== REQUIRED WORK ==
In the records below, find each line holding the word "icono" and copy it.

INPUT DATA START

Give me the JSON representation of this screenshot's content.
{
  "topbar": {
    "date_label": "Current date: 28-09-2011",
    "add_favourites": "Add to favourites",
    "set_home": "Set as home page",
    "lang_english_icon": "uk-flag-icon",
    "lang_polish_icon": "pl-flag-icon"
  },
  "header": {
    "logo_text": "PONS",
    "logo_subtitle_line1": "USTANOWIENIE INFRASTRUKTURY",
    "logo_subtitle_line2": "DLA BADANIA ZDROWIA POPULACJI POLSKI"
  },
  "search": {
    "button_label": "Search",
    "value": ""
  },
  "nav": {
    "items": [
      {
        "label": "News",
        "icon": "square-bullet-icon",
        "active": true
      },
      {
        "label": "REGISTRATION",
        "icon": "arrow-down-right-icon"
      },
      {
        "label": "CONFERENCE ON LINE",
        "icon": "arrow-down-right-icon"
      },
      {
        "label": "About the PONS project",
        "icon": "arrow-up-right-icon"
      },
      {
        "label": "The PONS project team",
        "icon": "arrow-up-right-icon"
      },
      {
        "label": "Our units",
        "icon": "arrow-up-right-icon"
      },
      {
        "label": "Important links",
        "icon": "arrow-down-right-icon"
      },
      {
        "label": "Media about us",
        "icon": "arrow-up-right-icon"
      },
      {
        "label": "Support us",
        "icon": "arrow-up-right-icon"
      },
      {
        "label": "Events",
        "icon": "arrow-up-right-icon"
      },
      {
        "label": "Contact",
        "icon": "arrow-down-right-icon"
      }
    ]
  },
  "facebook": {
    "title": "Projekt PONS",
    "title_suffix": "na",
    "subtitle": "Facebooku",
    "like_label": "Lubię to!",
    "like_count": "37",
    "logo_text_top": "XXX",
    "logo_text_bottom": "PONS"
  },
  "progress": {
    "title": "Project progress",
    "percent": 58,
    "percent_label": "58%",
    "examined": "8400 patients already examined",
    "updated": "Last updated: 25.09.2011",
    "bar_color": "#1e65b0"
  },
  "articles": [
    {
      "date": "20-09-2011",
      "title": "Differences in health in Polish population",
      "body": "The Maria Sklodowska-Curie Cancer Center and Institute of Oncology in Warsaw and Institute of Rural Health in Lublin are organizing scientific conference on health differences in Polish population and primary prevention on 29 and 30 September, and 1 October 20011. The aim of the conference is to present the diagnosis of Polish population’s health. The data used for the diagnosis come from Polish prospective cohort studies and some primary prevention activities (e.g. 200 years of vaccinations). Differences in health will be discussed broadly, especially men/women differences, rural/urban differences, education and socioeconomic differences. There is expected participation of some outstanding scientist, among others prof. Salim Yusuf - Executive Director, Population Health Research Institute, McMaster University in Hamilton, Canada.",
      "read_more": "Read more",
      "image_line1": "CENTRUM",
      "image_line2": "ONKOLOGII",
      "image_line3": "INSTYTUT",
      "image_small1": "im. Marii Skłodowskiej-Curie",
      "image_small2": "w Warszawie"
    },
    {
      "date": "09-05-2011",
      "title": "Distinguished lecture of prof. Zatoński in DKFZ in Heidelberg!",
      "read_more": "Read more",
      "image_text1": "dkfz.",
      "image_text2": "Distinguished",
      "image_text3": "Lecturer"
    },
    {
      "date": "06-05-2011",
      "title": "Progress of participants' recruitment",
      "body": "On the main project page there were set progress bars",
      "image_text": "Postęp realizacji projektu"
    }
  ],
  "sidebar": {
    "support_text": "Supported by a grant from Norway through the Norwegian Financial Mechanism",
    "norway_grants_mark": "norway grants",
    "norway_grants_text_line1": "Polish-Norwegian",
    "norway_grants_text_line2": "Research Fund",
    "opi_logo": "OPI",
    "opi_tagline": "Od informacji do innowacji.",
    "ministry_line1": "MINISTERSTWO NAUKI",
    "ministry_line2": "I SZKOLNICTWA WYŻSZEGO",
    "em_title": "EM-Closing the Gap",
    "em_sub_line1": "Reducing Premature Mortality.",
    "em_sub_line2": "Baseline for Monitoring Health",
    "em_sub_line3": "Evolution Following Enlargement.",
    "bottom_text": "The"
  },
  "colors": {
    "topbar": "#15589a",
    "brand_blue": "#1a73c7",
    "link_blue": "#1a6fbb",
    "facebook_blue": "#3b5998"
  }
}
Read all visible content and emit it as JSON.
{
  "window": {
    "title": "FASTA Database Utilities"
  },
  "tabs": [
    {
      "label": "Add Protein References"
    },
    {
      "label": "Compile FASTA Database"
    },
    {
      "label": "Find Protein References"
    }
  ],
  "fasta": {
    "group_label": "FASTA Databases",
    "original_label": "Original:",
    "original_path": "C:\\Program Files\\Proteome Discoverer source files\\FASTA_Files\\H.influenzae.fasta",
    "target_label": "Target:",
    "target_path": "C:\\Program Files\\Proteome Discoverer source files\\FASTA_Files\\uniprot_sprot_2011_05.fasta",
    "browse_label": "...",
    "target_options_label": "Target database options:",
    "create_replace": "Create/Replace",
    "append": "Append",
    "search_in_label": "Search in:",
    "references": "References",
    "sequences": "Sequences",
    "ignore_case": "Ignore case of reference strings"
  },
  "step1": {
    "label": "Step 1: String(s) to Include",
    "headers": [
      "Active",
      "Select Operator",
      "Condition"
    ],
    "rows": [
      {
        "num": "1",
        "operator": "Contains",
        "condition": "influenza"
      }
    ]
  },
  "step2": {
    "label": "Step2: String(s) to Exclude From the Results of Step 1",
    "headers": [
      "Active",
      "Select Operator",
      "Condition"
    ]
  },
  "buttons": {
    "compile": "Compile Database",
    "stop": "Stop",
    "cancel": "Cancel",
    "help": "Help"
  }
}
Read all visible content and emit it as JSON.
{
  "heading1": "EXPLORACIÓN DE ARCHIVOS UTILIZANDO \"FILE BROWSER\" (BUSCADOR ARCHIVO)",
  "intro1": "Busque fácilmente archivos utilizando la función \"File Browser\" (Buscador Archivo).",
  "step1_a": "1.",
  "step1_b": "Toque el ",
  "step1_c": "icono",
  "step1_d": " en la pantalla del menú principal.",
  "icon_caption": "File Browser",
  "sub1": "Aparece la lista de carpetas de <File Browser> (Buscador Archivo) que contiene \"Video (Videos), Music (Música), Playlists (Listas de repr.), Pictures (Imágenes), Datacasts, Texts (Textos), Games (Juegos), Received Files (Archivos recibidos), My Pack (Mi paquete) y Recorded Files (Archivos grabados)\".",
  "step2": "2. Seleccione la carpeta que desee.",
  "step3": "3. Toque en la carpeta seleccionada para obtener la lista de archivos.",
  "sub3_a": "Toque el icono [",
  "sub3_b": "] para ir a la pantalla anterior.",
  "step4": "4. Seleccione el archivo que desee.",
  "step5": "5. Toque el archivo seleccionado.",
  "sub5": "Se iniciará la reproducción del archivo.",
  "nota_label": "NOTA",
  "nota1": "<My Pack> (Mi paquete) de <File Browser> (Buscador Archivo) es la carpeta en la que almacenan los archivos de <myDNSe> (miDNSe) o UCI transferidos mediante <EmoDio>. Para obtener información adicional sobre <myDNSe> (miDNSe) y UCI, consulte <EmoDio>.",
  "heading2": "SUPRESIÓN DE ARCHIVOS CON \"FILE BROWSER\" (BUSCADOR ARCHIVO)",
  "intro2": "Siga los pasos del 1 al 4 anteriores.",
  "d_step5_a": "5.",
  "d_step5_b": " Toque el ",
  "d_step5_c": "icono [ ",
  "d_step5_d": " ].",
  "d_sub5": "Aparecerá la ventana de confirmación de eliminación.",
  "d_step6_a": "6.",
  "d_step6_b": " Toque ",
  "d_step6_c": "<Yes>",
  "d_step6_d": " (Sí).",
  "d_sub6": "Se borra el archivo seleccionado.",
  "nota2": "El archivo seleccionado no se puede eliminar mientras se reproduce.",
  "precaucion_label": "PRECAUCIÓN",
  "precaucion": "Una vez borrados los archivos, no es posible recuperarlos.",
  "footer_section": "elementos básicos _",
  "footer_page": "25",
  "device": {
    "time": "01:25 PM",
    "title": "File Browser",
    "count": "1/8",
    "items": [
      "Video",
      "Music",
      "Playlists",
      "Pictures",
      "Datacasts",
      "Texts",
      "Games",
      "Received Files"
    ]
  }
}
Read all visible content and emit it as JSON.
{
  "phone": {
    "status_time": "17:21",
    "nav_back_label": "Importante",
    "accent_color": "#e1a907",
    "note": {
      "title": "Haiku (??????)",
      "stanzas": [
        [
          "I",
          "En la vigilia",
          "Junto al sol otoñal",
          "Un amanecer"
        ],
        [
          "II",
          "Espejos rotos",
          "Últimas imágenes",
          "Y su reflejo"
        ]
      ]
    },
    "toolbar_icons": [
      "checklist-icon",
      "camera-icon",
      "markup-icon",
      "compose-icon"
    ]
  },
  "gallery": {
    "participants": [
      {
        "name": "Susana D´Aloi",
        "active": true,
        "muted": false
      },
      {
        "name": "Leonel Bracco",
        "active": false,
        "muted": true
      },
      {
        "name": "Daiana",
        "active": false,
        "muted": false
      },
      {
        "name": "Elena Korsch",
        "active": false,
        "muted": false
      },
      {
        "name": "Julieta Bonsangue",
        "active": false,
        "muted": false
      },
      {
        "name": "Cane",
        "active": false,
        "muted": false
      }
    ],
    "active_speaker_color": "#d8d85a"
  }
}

INPUT DATA END

== YOUR RESPONSE ==
  "step1_c": "icono",
  "sub3_a": "Toque el icono [",
  "d_step5_c": "icono [ ",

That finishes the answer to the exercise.